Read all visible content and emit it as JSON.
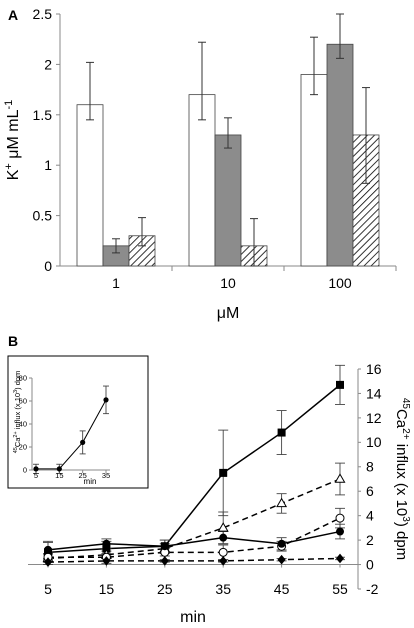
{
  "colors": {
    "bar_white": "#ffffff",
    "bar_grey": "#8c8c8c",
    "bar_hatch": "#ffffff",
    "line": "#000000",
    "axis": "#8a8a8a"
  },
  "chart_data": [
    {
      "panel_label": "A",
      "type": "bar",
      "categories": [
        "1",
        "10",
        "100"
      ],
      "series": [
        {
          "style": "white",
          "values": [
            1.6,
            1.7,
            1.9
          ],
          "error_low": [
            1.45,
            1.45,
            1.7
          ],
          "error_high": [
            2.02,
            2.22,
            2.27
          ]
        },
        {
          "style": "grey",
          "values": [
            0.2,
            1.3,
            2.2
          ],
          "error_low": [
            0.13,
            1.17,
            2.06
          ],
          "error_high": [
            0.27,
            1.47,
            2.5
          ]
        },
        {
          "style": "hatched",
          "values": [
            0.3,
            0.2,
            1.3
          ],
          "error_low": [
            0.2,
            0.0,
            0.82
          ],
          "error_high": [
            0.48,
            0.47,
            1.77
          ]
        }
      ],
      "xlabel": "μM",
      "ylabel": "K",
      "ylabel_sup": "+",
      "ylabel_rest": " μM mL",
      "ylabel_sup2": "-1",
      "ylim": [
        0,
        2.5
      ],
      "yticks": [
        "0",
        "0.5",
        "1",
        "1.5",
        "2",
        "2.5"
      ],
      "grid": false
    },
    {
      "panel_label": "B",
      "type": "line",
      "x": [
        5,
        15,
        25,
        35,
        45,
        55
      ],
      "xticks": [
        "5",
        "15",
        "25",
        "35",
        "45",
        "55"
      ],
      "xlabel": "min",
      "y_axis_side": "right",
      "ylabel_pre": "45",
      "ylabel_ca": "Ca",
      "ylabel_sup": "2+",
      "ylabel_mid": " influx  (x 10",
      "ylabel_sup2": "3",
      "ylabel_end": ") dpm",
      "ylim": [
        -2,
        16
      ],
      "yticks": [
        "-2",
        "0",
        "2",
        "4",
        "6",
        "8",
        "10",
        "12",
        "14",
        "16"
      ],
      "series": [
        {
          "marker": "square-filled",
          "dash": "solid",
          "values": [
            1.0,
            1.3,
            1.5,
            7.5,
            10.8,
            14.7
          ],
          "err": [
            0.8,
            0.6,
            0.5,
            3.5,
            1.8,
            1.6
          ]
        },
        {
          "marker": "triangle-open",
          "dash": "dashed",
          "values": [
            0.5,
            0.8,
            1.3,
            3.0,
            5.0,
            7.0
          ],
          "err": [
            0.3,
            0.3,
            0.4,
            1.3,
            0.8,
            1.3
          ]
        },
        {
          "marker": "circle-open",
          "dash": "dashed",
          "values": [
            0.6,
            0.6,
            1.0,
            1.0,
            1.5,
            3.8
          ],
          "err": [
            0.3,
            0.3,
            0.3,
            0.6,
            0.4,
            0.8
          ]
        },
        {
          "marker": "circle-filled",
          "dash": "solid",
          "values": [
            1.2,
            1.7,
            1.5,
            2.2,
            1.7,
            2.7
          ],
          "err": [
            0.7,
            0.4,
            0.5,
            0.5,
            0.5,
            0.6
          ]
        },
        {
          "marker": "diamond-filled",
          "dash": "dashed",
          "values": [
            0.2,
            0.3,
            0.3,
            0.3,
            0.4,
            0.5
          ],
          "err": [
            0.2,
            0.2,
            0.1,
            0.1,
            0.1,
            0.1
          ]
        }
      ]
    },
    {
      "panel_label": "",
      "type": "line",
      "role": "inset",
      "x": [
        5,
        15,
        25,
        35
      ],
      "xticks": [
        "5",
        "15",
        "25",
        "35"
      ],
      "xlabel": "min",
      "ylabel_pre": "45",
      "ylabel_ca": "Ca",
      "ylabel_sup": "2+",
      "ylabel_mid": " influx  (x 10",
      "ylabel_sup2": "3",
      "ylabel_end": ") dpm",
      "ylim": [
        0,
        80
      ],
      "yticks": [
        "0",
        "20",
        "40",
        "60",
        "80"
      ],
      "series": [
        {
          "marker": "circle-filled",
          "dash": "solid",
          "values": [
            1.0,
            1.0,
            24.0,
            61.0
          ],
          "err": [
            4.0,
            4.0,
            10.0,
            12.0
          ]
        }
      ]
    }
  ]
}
■ ■ ■ ■ ■
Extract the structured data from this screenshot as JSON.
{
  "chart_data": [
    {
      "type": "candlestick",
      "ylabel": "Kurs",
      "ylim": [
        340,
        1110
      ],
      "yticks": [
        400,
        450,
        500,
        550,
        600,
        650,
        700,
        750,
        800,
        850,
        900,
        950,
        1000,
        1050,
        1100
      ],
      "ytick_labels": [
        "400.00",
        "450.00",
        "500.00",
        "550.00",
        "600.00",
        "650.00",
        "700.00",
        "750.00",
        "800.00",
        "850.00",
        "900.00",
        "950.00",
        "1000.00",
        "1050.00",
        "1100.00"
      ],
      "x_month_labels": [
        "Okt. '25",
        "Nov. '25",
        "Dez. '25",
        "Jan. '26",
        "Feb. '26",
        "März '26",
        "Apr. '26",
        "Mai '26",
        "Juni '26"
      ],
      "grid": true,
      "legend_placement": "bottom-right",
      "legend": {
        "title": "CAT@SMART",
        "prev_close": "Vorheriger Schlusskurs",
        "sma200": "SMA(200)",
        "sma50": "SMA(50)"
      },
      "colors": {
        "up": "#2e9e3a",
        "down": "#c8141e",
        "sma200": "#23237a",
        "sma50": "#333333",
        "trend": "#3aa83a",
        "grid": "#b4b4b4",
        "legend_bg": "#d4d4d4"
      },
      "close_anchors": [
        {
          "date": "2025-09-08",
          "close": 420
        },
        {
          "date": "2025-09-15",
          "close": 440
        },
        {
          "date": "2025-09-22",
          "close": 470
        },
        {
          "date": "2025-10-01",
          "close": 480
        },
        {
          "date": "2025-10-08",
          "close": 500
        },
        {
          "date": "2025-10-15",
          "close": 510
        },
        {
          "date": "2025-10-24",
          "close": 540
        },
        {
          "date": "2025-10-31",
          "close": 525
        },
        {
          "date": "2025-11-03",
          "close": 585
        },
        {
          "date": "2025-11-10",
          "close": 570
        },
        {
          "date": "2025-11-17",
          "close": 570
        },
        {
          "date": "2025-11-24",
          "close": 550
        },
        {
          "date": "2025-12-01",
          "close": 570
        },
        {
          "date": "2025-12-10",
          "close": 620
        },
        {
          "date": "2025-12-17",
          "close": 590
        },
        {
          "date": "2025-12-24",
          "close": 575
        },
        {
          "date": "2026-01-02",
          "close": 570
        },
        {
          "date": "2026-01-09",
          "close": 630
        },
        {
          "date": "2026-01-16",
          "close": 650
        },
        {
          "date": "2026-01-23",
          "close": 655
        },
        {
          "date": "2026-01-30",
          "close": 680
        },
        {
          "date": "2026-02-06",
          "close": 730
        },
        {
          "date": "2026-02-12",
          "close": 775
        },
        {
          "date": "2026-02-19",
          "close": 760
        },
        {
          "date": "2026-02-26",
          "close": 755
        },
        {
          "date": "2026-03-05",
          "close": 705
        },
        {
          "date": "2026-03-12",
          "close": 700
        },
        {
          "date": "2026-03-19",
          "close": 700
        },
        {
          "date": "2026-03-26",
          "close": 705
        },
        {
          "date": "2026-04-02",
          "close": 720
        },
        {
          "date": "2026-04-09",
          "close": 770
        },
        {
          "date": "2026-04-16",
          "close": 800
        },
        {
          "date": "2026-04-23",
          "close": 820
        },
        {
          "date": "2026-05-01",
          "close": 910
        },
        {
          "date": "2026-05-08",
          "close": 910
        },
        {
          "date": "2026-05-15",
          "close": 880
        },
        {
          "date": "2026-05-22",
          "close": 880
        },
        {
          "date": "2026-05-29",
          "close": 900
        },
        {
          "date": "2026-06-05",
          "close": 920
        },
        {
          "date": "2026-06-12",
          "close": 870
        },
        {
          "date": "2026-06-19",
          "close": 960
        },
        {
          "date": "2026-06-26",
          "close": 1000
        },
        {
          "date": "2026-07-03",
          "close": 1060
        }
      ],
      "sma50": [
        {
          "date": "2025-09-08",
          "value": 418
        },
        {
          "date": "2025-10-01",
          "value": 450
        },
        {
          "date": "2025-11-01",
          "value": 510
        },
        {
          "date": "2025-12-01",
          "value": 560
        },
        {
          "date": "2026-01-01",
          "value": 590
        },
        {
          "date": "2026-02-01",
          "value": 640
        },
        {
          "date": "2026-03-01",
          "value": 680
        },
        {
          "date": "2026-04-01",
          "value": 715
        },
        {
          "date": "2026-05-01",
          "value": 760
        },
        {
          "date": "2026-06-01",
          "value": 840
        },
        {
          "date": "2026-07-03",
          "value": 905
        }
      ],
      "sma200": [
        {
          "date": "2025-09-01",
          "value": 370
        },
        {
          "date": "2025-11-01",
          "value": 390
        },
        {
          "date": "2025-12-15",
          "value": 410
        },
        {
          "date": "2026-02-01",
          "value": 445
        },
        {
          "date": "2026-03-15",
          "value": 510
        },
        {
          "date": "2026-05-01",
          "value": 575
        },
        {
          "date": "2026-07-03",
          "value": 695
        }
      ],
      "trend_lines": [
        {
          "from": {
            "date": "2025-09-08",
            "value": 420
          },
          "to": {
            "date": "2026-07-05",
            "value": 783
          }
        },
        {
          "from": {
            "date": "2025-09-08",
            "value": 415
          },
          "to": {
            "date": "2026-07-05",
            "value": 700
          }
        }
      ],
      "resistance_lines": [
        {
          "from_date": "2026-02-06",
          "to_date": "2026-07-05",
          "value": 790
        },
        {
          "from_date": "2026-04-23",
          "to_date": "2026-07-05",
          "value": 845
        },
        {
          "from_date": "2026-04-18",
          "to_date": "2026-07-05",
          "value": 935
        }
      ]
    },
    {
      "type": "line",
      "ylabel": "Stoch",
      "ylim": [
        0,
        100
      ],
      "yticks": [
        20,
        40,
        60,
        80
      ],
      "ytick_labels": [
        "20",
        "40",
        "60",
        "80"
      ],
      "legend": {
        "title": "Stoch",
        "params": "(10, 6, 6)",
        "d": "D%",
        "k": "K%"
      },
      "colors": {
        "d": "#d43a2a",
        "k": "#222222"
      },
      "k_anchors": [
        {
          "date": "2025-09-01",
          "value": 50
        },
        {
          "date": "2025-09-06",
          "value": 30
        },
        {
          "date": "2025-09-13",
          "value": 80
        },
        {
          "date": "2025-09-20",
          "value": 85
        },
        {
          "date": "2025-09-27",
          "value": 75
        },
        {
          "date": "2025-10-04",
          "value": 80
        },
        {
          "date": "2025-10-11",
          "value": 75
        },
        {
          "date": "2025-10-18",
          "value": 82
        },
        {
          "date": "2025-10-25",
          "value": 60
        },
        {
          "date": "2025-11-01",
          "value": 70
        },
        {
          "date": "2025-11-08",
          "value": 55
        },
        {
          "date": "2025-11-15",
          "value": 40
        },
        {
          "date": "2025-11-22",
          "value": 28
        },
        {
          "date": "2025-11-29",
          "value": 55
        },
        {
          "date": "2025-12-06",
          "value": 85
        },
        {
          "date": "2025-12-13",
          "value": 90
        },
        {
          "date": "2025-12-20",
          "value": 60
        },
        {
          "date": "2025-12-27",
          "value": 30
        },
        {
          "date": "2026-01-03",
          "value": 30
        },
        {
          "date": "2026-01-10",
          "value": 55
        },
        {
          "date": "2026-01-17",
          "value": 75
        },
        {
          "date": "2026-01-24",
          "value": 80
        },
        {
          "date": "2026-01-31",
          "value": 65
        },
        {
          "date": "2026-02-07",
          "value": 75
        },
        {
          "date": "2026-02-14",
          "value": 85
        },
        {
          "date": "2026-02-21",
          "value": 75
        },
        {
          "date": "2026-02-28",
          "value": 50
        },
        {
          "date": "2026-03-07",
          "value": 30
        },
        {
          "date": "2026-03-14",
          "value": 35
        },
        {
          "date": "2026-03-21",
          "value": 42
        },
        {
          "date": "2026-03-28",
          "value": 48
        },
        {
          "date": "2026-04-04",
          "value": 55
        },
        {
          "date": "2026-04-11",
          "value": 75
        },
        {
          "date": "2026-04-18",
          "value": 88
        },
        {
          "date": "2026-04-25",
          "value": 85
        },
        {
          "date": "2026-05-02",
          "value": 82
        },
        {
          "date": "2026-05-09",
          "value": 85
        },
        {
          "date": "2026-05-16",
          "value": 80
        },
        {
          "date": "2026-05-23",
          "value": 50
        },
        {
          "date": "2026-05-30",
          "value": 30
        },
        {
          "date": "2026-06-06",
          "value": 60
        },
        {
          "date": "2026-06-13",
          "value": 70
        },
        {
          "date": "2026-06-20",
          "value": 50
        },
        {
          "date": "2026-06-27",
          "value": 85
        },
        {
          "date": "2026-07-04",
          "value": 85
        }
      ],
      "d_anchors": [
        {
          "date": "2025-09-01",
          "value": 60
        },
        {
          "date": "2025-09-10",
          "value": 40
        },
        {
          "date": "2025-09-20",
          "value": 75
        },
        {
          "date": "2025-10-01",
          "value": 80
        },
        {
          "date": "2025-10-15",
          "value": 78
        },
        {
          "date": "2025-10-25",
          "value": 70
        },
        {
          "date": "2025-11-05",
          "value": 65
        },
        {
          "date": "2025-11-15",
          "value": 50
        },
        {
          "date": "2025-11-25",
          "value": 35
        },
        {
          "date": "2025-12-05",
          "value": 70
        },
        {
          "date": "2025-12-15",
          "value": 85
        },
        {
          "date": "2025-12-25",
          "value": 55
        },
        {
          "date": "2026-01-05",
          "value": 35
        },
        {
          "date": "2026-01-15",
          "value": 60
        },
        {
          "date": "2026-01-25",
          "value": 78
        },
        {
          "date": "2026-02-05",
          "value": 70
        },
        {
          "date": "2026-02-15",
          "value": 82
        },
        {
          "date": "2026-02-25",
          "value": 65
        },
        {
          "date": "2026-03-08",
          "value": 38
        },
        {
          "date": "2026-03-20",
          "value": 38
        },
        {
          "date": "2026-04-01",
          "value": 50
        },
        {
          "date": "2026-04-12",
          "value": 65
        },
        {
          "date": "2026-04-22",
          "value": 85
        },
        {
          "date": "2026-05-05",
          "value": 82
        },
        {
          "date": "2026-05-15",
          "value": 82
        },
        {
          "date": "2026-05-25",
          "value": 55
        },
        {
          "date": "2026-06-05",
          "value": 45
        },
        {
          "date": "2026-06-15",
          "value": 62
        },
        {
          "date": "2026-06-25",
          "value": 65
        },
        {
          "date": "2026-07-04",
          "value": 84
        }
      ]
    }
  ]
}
■ ■ ■ ■ ■
* **Task to carry out**
Find how many lines in the records contain the string "JSON", then give the number alone.

* **Complete response**
2